Once a year, around Labor Day, my liberal-arts-educated family gets together for an almost scientific, Mr. Wizard sort of holiday:

"Boil them for twenty minutes to sterilize them."
"Measure exactly or the pH won't be right."
"Has the chemical reaction started? Is it thickening? Did the color turn?"
"What's the salinity of the mixture?"
"Watch the siphoning!"
"Do you need me to neutralize the ascetic acid?"

Once a year, we converge on my parents' house with bushels of tomatoes, over-sized stock pots, piles of onions, peppers, chiles, berries and cucumbers, and cases and cases of mason jars, for a weekend of binge canning that would make Laura Ingles Wilder proud. It's an anti-urban, anti-modern holiday that somehow has still resulted in our accumulation of science fair wisdom about acidity, bacterial growth, pectin, brines, and antioxidants. It also results in nearly a year's supply of condiments, mostly of the tomato-based variety. [After Labor Day, if you like tomatoes, it'd be possible to live for a full month in my parents' basement with nothing more than a can opener and a spoon.]

Other than Christmas, Labor Day is the only holiday of the year when my family reliably comes together; unlike Christmas, our canning holiday requires quite a bit of labor. Christmas of course is its own kind of work: if the one holiday is occasioned by the day that celebrates labor rights , the other celebrates capitalism of the most grueling kind—the kind that involves refunds and exchanges. What the two holidays share is excess: because of the scale of the canning, even small miscalculations have significant consequence, and at the end of this weekend, because of my misjudgment, we had an extra 40 jalapeño peppers, five pounds of basil, and a heap of minced garlic—the ingredients for what could be a military scale pesto from Hell.
━━━━━━━━━━━━━━━━
* **TASKS FOR THIS EXERCISE**:
1. In the canning essay, which holiday other than Labor Day does the family reliably gather for?
2. Write a continuation of the canning essay, picking up right after its final sentence about the surplus ingredients.

* **MATERIAL PROVIDED**:
━━━━━━━━━━━━━━━━
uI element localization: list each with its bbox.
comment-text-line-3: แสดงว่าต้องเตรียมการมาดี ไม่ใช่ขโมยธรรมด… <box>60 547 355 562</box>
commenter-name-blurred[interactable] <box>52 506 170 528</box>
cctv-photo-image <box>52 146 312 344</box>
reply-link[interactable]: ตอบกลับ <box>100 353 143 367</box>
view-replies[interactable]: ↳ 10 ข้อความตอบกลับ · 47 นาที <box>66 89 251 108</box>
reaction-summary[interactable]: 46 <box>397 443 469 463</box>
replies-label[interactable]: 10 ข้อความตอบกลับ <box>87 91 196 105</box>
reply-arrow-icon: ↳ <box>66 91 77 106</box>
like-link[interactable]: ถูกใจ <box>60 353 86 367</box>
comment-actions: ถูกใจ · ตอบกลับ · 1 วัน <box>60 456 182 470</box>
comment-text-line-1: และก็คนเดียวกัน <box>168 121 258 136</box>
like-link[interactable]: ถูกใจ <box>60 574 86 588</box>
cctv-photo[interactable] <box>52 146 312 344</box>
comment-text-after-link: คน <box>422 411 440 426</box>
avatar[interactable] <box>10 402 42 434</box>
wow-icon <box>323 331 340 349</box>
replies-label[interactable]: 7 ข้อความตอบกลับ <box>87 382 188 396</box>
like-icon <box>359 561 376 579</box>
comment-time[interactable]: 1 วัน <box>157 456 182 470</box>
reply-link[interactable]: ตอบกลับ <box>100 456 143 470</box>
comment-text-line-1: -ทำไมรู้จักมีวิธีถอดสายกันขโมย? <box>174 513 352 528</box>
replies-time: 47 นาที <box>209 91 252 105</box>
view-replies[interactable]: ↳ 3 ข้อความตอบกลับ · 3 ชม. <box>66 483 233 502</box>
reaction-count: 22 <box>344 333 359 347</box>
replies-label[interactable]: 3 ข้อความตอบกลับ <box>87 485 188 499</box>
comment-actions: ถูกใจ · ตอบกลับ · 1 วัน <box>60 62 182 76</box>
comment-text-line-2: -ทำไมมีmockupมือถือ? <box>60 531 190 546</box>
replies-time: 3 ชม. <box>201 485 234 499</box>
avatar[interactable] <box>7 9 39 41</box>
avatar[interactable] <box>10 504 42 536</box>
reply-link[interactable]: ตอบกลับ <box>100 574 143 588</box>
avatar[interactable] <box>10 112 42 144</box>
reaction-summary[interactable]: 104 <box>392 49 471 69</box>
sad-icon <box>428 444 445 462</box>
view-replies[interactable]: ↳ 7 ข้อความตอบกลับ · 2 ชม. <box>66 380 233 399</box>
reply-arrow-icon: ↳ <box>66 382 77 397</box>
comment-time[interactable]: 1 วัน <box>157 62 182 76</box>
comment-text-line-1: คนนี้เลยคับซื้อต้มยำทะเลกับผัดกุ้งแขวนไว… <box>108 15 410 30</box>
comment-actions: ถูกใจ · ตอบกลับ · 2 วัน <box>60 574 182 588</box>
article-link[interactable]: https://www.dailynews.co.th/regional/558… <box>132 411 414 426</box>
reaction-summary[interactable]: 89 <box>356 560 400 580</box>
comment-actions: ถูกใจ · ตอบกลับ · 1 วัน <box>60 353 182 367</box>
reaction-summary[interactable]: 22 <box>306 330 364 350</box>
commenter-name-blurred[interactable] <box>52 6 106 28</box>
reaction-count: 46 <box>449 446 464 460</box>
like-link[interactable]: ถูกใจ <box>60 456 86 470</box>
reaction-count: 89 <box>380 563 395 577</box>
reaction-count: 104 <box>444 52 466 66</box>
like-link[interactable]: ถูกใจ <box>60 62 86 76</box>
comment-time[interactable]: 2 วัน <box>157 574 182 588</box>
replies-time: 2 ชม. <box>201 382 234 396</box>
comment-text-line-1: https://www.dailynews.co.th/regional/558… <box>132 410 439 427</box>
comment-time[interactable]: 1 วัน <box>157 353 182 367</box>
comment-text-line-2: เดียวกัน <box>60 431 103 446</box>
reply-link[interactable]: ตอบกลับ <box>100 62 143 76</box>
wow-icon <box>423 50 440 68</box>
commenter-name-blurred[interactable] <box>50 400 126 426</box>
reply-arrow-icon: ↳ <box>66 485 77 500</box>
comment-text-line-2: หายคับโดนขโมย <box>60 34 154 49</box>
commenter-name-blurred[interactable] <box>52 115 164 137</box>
━━━━━━━━━━━━━━━━
* **RESULTS IN ORDER**:
1. Christmas.

2.
This weekend's canning was the smoothest ever: the combined wisdom of our several-year-old tradition seemed finally to be paying off. Quality, and quantity, and efficiency. As my sister and I carried the Mason-jar-sealed fruits of our labor to the basement by the caseload, we struggled to find space for it all: "How about there?" one of us pointed—behind the still-full cases we'd canned the year before, and the year before that...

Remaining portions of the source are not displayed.